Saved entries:

----

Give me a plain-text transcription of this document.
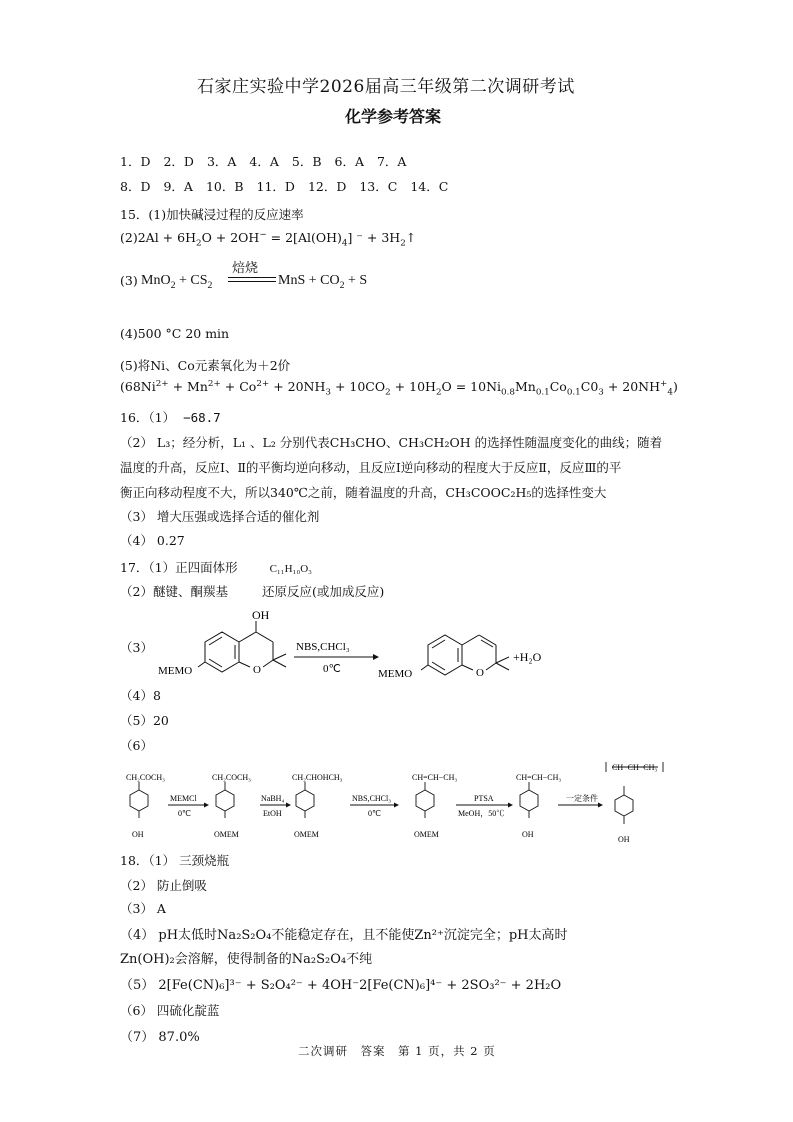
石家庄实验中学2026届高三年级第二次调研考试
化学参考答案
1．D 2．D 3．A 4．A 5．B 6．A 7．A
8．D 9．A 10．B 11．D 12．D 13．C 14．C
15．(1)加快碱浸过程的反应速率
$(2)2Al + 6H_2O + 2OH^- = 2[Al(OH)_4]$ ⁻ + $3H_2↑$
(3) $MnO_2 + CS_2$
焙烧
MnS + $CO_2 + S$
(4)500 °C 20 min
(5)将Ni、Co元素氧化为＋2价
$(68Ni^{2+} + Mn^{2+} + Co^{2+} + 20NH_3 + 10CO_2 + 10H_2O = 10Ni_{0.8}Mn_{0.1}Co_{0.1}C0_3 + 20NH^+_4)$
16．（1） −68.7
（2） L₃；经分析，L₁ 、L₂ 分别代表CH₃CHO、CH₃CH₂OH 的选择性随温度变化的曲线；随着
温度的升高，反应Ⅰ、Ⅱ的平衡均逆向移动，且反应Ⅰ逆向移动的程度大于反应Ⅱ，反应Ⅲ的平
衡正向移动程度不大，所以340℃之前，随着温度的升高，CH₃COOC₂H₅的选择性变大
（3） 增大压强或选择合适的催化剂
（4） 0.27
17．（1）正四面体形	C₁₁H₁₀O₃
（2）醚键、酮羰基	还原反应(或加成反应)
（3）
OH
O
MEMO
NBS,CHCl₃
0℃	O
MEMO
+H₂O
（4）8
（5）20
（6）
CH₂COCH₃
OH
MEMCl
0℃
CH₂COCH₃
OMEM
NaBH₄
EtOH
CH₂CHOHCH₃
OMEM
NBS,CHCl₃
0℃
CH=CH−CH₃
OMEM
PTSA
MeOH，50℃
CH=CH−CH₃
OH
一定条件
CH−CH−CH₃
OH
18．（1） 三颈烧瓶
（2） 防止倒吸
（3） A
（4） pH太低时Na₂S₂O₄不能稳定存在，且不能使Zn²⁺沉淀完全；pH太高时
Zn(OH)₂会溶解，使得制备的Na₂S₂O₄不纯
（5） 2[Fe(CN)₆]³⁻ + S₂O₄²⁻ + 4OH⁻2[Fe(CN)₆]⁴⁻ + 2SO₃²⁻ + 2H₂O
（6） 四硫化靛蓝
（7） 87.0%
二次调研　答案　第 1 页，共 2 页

----

> **Task**
Leave out the pictures and restate everything else word for word.

> **Written response**
Give me a plain-text transcription of this document.
石家庄实验中学2026届高三年级第二次调研考试
化学参考答案
1．D 2．D 3．A 4．A 5．B 6．A 7．A
8．D 9．A 10．B 11．D 12．D 13．C 14．C
15．(1)加快碱浸过程的反应速率
$(2)2Al + 6H_2O + 2OH^- = 2[Al(OH)_4]$ ⁻ + $3H_2↑$
(3) $MnO_2 + CS_2$
焙烧
MnS + $CO_2 + S$
(4)500 °C 20 min
(5)将Ni、Co元素氧化为＋2价
$(68Ni^{2+} + Mn^{2+} + Co^{2+} + 20NH_3 + 10CO_2 + 10H_2O = 10Ni_{0.8}Mn_{0.1}Co_{0.1}C0_3 + 20NH^+_4)$
16．（1） −68.7
（2） L₃；经分析，L₁ 、L₂ 分别代表CH₃CHO、CH₃CH₂OH 的选择性随温度变化的曲线；随着
温度的升高，反应Ⅰ、Ⅱ的平衡均逆向移动，且反应Ⅰ逆向移动的程度大于反应Ⅱ，反应Ⅲ的平
衡正向移动程度不大，所以340℃之前，随着温度的升高，CH₃COOC₂H₅的选择性变大
（3） 增大压强或选择合适的催化剂
（4） 0.27
17．（1）正四面体形	C₁₁H₁₀O₃
（2）醚键、酮羰基	还原反应(或加成反应)
（3）
OH
O
MEMO
NBS,CHCl₃
0℃	O
MEMO
+H₂O
（4）8
（5）20
（6）
CH₂COCH₃
OH
MEMCl
0℃
CH₂COCH₃
OMEM
NaBH₄
EtOH
CH₂CHOHCH₃
OMEM
NBS,CHCl₃
0℃
CH=CH−CH₃
OMEM
PTSA
MeOH，50℃
CH=CH−CH₃
OH
一定条件
CH−CH−CH₃
OH
18．（1） 三颈烧瓶
（2） 防止倒吸
（3） A
（4） pH太低时Na₂S₂O₄不能稳定存在，且不能使Zn²⁺沉淀完全；pH太高时
Zn(OH)₂会溶解，使得制备的Na₂S₂O₄不纯
（5） 2[Fe(CN)₆]³⁻ + S₂O₄²⁻ + 4OH⁻2[Fe(CN)₆]⁴⁻ + 2SO₃²⁻ + 2H₂O
（6） 四硫化靛蓝
（7） 87.0%
二次调研　答案　第 1 页，共 2 页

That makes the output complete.